*Aim*.
Below are the records; copy each line in them that holds the word "西湖大学云谷校区的总建筑师马丁".

*Provided material*.
┌──
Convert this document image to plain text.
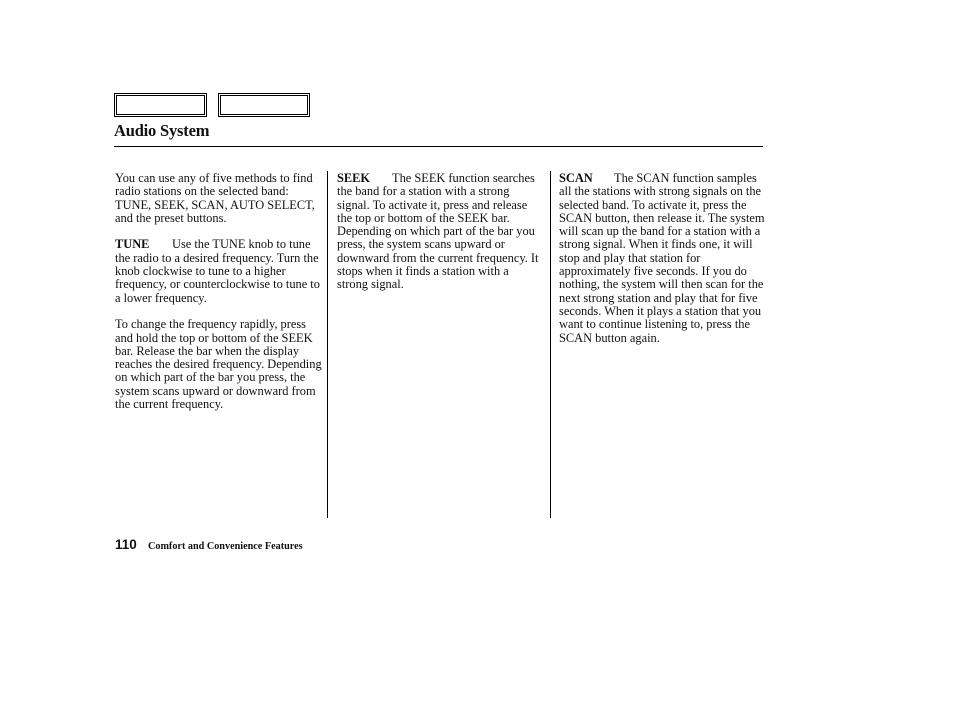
Audio System

You can use any of five methods to find radio stations on the selected band: TUNE, SEEK, SCAN, AUTO SELECT, and the preset buttons.

TUNE Use the TUNE knob to tune the radio to a desired frequency. Turn the knob clockwise to tune to a higher frequency, or counterclockwise to tune to a lower frequency.

To change the frequency rapidly, press and hold the top or bottom of the SEEK bar. Release the bar when the display reaches the desired frequency. Depending on which part of the bar you press, the system scans upward or downward from the current frequency.

SEEK The SEEK function searches the band for a station with a strong signal. To activate it, press and release the top or bottom of the SEEK bar. Depending on which part of the bar you press, the system scans upward or downward from the current frequency. It stops when it finds a station with a strong signal.

SCAN The SCAN function samples all the stations with strong signals on the selected band. To activate it, press the SCAN button, then release it. The system will scan up the band for a station with a strong signal. When it finds one, it will stop and play that station for approximately five seconds. If you do nothing, the system will then scan for the next strong station and play that for five seconds. When it plays a station that you want to continue listening to, press the SCAN button again.

110 Comfort and Convenience Features
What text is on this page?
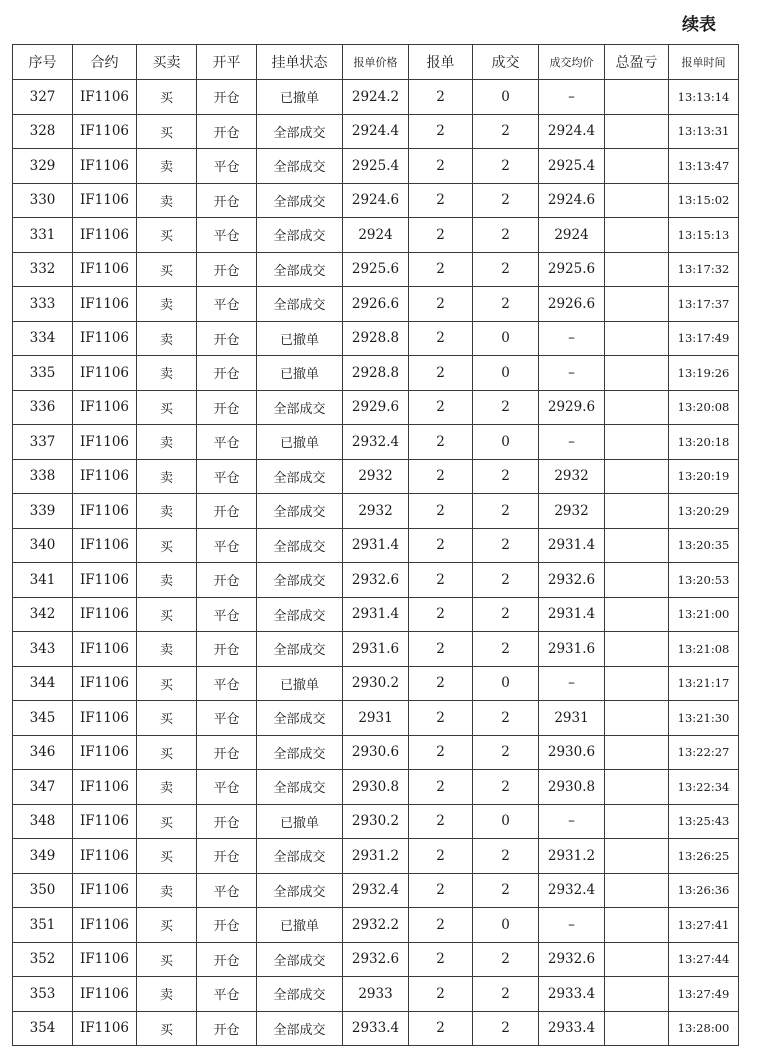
续表
序号	合约	买卖	开平	挂单状态	报单价格	报单	成交	成交均价	总盈亏	报单时间
327	IF1106	买	开仓	已撤单	2924.2	2	0	–		13:13:14
328	IF1106	买	开仓	全部成交	2924.4	2	2	2924.4		13:13:31
329	IF1106	卖	平仓	全部成交	2925.4	2	2	2925.4		13:13:47
330	IF1106	卖	开仓	全部成交	2924.6	2	2	2924.6		13:15:02
331	IF1106	买	平仓	全部成交	2924	2	2	2924		13:15:13
332	IF1106	买	开仓	全部成交	2925.6	2	2	2925.6		13:17:32
333	IF1106	卖	平仓	全部成交	2926.6	2	2	2926.6		13:17:37
334	IF1106	卖	开仓	已撤单	2928.8	2	0	–		13:17:49
335	IF1106	卖	开仓	已撤单	2928.8	2	0	–		13:19:26
336	IF1106	买	开仓	全部成交	2929.6	2	2	2929.6		13:20:08
337	IF1106	卖	平仓	已撤单	2932.4	2	0	–		13:20:18
338	IF1106	卖	平仓	全部成交	2932	2	2	2932		13:20:19
339	IF1106	卖	开仓	全部成交	2932	2	2	2932		13:20:29
340	IF1106	买	平仓	全部成交	2931.4	2	2	2931.4		13:20:35
341	IF1106	卖	开仓	全部成交	2932.6	2	2	2932.6		13:20:53
342	IF1106	买	平仓	全部成交	2931.4	2	2	2931.4		13:21:00
343	IF1106	卖	开仓	全部成交	2931.6	2	2	2931.6		13:21:08
344	IF1106	买	平仓	已撤单	2930.2	2	0	–		13:21:17
345	IF1106	买	平仓	全部成交	2931	2	2	2931		13:21:30
346	IF1106	买	开仓	全部成交	2930.6	2	2	2930.6		13:22:27
347	IF1106	卖	平仓	全部成交	2930.8	2	2	2930.8		13:22:34
348	IF1106	买	开仓	已撤单	2930.2	2	0	–		13:25:43
349	IF1106	买	开仓	全部成交	2931.2	2	2	2931.2		13:26:25
350	IF1106	卖	平仓	全部成交	2932.4	2	2	2932.4		13:26:36
351	IF1106	买	开仓	已撤单	2932.2	2	0	–		13:27:41
352	IF1106	买	开仓	全部成交	2932.6	2	2	2932.6		13:27:44
353	IF1106	卖	平仓	全部成交	2933	2	2	2933.4		13:27:49
354	IF1106	买	开仓	全部成交	2933.4	2	2	2933.4		13:28:00
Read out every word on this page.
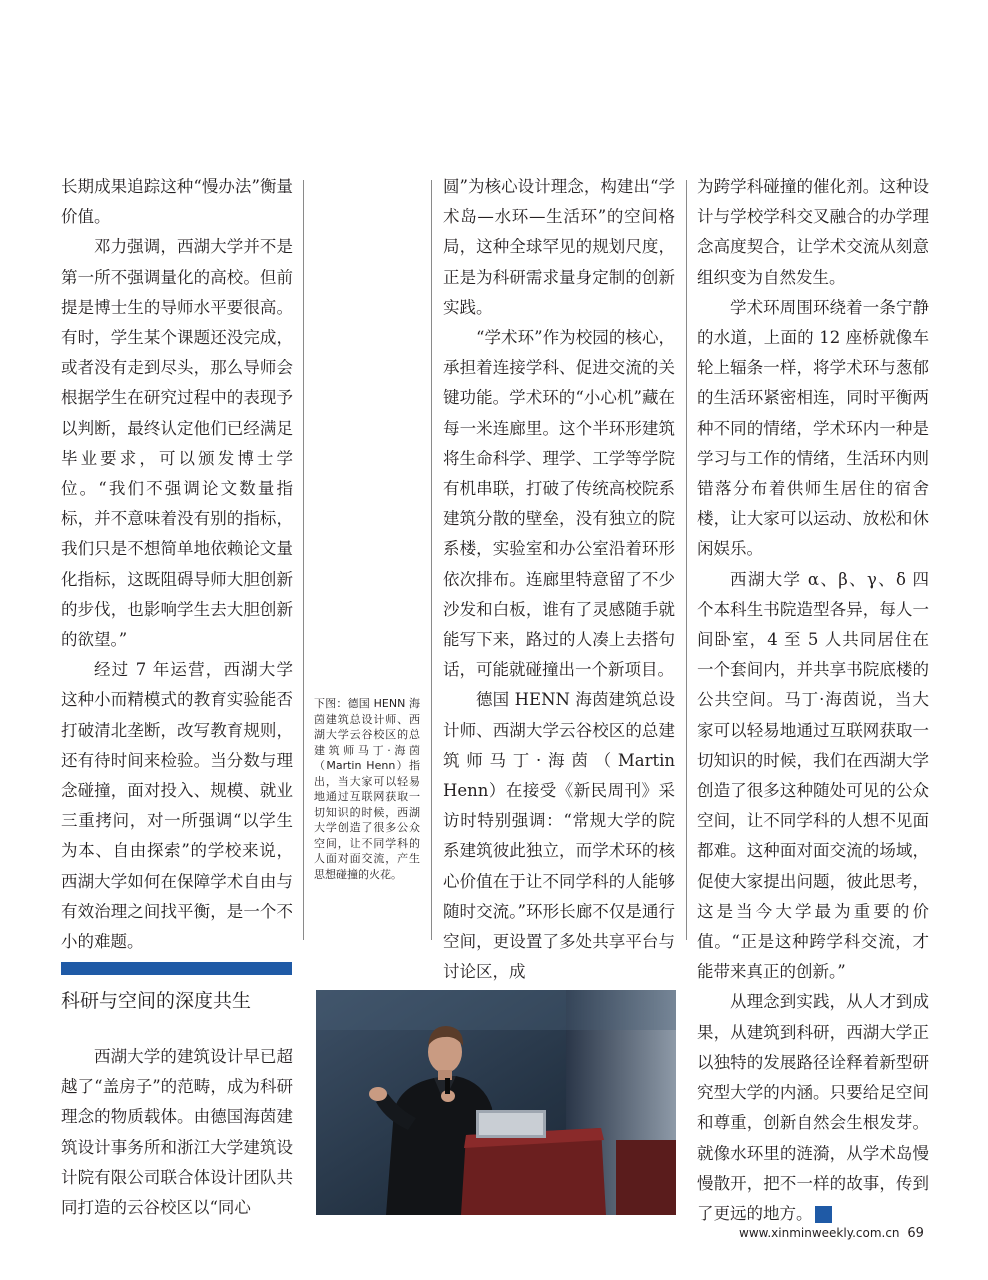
长期成果追踪这种“慢办法”衡量价值。

邓力强调，西湖大学并不是第一所不强调量化的高校。但前提是博士生的导师水平要很高。有时，学生某个课题还没完成，或者没有走到尽头，那么导师会根据学生在研究过程中的表现予以判断，最终认定他们已经满足毕业要求，可以颁发博士学位。“我们不强调论文数量指标，并不意味着没有别的指标，我们只是不想简单地依赖论文量化指标，这既阻碍导师大胆创新的步伐，也影响学生去大胆创新的欲望。”

经过 7 年运营，西湖大学这种小而精模式的教育实验能否打破清北垄断，改写教育规则，还有待时间来检验。当分数与理念碰撞，面对投入、规模、就业三重拷问，对一所强调“以学生为本、自由探索”的学校来说，西湖大学如何在保障学术自由与有效治理之间找平衡，是一个不小的难题。

下图：德国 HENN 海茵建筑总设计师、西湖大学云谷校区的总建筑师马丁·海茵（Martin Henn）指出，当大家可以轻易地通过互联网获取一切知识的时候，西湖大学创造了很多公众空间，让不同学科的人面对面交流，产生思想碰撞的火花。

圆”为核心设计理念，构建出“学术岛—水环—生活环”的空间格局，这种全球罕见的规划尺度，正是为科研需求量身定制的创新实践。

“学术环”作为校园的核心，承担着连接学科、促进交流的关键功能。学术环的“小心机”藏在每一米连廊里。这个半环形建筑将生命科学、理学、工学等学院有机串联，打破了传统高校院系建筑分散的壁垒，没有独立的院系楼，实验室和办公室沿着环形依次排布。连廊里特意留了不少沙发和白板，谁有了灵感随手就能写下来，路过的人凑上去搭句话，可能就碰撞出一个新项目。

德国 HENN 海茵建筑总设计师、西湖大学云谷校区的总建筑师马丁·海茵（Martin Henn）在接受《新民周刊》采访时特别强调：“常规大学的院系建筑彼此独立，而学术环的核心价值在于让不同学科的人能够随时交流。”环形长廊不仅是通行空间，更设置了多处共享平台与讨论区，成

为跨学科碰撞的催化剂。这种设计与学校学科交叉融合的办学理念高度契合，让学术交流从刻意组织变为自然发生。

学术环周围环绕着一条宁静的水道，上面的 12 座桥就像车轮上辐条一样，将学术环与葱郁的生活环紧密相连，同时平衡两种不同的情绪，学术环内一种是学习与工作的情绪，生活环内则错落分布着供师生居住的宿舍楼，让大家可以运动、放松和休闲娱乐。

西湖大学 α、β、γ、δ 四个本科生书院造型各异，每人一间卧室，4 至 5 人共同居住在一个套间内，并共享书院底楼的公共空间。马丁·海茵说，当大家可以轻易地通过互联网获取一切知识的时候，我们在西湖大学创造了很多这种随处可见的公众空间，让不同学科的人想不见面都难。这种面对面交流的场域，促使大家提出问题，彼此思考，这是当今大学最为重要的价值。“正是这种跨学科交流，才能带来真正的创新。”

从理念到实践，从人才到成果，从建筑到科研，西湖大学正以独特的发展路径诠释着新型研究型大学的内涵。只要给足空间和尊重，创新自然会生根发芽。就像水环里的涟漪，从学术岛慢慢散开，把不一样的故事，传到了更远的地方。	民

科研与空间的深度共生

西湖大学的建筑设计早已超越了“盖房子”的范畴，成为科研理念的物质载体。由德国海茵建筑设计事务所和浙江大学建筑设计院有限公司联合体设计团队共同打造的云谷校区以“同心

www.xinminweekly.com.cn 69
└──
*Task response*.
下图：德国 HENN 海茵建筑总设计师、西湖大学云谷校区的总建筑师马丁·海茵（Martin Henn）指出，当大家可以轻易地通过互联网获取一切知识的时候，西湖大学创造了很多公众空间，让不同学科的人面对面交流，产生思想碰撞的火花。
德国 HENN 海茵建筑总设计师、西湖大学云谷校区的总建筑师马丁·海茵（Martin Henn）在接受《新民周刊》采访时特别强调：“常规大学的院系建筑彼此独立，而学术环的核心价值在于让不同学科的人能够随时交流。”环形长廊不仅是通行空间，更设置了多处共享平台与讨论区，成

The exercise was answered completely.